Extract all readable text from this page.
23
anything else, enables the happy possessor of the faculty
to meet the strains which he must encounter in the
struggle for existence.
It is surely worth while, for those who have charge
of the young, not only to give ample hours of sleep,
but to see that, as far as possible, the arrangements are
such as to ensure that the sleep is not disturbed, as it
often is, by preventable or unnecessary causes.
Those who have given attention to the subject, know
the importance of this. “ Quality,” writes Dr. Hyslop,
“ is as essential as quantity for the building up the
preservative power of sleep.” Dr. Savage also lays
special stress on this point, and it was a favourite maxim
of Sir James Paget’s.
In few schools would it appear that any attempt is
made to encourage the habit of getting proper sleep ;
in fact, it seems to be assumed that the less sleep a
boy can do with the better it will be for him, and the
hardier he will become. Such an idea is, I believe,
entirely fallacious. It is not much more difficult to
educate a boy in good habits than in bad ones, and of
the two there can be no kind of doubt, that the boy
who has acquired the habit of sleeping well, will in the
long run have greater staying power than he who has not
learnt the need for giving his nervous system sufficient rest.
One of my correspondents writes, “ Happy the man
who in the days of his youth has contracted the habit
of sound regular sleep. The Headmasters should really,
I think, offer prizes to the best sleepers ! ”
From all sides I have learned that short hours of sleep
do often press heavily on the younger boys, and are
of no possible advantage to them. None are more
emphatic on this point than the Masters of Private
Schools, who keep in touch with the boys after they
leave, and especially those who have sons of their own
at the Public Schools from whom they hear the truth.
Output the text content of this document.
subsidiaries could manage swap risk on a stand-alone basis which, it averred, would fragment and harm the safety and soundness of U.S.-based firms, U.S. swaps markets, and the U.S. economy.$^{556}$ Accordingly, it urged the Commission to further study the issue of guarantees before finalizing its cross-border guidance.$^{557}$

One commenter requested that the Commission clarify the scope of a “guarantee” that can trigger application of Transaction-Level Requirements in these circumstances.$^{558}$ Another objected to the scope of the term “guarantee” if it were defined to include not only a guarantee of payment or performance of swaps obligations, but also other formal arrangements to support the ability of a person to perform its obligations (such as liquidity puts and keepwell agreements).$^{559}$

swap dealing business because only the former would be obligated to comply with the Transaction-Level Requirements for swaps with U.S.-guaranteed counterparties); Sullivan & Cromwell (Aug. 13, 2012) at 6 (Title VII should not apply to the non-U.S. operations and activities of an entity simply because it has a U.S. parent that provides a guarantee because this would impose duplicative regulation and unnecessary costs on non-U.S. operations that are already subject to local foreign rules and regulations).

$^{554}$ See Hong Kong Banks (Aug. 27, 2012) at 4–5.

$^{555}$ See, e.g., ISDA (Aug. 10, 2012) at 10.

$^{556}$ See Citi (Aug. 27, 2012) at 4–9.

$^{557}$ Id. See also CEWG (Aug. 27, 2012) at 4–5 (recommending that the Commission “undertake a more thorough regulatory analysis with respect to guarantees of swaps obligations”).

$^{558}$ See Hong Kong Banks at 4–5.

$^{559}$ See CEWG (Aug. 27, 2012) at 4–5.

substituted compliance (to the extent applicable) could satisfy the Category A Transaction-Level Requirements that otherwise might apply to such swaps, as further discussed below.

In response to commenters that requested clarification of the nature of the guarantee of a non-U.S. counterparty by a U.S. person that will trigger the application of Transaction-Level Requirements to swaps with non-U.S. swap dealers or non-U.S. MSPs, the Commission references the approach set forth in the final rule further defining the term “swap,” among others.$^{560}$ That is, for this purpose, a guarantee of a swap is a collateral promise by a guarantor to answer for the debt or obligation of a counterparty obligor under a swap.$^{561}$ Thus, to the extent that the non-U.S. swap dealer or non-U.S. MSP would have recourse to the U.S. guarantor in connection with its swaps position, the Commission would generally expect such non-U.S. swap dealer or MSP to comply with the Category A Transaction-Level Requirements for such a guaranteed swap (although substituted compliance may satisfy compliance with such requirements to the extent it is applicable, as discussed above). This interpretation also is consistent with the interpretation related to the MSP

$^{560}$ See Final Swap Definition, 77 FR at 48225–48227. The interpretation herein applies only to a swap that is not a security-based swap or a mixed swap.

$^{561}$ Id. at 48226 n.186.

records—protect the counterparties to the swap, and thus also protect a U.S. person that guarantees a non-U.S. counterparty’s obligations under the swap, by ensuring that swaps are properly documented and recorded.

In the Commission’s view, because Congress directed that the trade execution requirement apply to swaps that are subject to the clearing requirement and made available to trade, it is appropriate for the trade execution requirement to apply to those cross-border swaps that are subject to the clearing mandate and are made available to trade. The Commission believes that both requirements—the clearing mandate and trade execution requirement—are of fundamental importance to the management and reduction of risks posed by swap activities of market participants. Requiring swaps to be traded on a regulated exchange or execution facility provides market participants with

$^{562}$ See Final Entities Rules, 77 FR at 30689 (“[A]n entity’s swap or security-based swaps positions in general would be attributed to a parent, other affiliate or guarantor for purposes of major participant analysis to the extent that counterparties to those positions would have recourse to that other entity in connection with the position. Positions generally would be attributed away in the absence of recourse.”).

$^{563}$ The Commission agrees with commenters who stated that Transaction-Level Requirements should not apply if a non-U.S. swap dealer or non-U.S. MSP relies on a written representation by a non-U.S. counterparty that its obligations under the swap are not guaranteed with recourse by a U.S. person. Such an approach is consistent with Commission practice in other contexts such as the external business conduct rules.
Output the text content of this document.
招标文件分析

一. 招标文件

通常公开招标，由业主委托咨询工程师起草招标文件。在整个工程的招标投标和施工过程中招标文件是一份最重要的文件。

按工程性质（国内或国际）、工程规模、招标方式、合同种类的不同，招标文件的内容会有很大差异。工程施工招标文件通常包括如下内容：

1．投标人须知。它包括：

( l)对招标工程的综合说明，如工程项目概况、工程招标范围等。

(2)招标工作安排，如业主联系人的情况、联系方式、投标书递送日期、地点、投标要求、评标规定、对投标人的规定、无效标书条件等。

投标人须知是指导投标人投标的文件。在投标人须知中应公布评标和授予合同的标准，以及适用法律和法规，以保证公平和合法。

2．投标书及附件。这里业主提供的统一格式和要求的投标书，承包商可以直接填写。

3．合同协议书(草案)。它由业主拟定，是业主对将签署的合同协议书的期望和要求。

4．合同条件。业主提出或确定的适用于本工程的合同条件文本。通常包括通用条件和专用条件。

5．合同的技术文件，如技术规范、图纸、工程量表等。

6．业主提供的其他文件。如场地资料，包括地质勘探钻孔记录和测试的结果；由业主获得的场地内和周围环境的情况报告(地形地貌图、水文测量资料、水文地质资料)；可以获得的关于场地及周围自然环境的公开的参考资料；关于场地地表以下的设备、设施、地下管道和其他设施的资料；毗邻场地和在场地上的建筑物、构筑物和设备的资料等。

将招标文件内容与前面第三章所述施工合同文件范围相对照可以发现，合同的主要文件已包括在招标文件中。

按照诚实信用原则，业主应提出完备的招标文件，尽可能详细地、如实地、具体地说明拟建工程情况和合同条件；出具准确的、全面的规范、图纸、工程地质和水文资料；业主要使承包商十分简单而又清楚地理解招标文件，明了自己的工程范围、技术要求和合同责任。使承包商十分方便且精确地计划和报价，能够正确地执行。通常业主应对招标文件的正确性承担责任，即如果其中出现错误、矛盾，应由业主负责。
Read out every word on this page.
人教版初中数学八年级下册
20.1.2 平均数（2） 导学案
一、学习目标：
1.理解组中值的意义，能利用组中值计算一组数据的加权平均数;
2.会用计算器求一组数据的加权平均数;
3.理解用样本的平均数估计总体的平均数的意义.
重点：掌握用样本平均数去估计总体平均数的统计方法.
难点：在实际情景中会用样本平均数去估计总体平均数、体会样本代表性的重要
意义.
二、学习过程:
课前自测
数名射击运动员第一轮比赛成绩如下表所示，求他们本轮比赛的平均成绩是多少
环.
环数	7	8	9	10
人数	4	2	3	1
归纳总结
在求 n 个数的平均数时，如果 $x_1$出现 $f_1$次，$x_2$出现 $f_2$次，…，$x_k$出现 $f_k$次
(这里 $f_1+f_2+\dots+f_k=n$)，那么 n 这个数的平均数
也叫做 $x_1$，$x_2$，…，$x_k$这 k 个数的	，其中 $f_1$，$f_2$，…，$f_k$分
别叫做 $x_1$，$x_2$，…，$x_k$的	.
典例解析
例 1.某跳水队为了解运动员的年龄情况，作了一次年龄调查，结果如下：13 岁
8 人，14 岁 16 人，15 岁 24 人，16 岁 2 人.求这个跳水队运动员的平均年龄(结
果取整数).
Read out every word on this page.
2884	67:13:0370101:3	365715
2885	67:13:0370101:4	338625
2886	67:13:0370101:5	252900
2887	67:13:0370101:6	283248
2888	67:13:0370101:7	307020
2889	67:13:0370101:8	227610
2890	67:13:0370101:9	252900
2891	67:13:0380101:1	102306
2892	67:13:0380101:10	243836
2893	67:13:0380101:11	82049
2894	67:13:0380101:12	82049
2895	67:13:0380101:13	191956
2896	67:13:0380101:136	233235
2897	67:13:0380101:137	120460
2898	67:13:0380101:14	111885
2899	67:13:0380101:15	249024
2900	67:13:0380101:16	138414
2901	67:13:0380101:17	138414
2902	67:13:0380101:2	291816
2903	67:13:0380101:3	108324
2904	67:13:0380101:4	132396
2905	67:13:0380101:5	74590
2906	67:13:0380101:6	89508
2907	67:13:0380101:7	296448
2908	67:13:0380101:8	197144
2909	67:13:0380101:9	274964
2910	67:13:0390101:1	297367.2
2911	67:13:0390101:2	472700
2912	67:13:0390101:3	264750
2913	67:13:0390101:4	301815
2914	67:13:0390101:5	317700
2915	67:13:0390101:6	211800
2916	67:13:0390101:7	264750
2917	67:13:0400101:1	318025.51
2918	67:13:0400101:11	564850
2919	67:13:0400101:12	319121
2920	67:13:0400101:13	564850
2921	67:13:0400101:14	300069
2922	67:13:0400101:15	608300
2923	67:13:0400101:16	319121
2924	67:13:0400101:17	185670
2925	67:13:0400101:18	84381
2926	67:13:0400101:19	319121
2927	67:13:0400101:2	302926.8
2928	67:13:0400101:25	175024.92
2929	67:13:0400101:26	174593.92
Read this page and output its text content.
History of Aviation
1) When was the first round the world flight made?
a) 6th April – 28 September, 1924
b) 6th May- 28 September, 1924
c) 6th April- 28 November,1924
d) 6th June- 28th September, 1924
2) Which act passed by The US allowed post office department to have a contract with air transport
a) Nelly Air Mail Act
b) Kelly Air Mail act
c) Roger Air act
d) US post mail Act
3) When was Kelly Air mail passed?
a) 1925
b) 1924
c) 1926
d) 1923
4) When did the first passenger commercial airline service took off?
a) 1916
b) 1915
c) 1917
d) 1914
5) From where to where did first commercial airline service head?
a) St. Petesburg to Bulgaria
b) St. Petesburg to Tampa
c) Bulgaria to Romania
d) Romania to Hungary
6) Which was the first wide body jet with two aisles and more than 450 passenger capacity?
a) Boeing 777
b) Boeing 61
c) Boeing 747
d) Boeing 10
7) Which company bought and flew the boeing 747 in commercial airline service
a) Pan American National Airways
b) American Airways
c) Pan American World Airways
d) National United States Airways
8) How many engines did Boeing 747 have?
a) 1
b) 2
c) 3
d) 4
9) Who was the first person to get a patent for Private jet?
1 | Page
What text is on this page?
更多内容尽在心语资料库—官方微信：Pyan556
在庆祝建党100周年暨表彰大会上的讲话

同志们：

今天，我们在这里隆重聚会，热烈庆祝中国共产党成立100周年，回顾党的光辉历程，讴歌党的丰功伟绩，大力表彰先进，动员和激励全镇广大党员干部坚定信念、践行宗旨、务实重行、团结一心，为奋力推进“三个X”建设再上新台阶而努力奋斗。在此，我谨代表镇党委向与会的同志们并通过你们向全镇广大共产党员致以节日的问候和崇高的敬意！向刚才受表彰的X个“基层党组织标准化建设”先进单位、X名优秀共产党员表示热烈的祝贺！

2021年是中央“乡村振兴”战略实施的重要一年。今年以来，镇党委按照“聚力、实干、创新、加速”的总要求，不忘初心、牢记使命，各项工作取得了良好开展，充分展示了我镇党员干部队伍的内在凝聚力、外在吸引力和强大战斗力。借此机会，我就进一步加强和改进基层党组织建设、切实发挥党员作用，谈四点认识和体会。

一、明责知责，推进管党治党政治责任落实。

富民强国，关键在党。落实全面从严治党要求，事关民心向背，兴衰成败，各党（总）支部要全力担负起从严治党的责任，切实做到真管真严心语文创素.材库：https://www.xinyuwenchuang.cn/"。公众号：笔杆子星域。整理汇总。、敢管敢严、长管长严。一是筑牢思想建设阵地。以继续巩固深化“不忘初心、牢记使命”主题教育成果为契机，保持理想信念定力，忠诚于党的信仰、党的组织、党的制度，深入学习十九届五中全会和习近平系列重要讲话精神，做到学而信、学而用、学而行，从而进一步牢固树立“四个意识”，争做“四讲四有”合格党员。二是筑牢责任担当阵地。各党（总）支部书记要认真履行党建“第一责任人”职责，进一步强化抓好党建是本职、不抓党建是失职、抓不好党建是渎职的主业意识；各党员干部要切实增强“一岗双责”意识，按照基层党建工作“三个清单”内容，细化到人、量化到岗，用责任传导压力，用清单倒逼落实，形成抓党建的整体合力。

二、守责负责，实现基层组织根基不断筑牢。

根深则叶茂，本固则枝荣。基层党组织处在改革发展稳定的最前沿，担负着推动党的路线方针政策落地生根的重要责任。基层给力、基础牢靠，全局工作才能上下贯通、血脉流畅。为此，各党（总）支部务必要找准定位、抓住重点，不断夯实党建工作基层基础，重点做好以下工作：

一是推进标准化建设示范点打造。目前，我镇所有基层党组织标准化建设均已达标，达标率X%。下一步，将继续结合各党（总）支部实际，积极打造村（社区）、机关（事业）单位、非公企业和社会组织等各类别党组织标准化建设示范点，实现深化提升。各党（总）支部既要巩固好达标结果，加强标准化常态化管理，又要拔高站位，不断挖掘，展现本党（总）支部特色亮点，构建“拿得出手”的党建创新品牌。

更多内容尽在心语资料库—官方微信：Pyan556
☆ ☆ ☆
* _Your objective_: Every line of the listing that holds "based" should be found and copied.

* _Exercise output_:
subsidiaries could manage swap risk on a stand-alone basis which, it averred, would fragment and harm the safety and soundness of U.S.-based firms, U.S. swaps markets, and the U.S. economy.$^{556}$ Accordingly, it urged the Commission to further study the issue of guarantees before finalizing its cross-border guidance.$^{557}$
$^{560}$ See Final Swap Definition, 77 FR at 48225–48227. The interpretation herein applies only to a swap that is not a security-based swap or a mixed swap.
$^{562}$ See Final Entities Rules, 77 FR at 30689 (“[A]n entity’s swap or security-based swaps positions in general would be attributed to a parent, other affiliate or guarantor for purposes of major participant analysis to the extent that counterparties to those positions would have recourse to that other entity in connection with the position. Positions generally would be attributed away in the absence of recourse.”).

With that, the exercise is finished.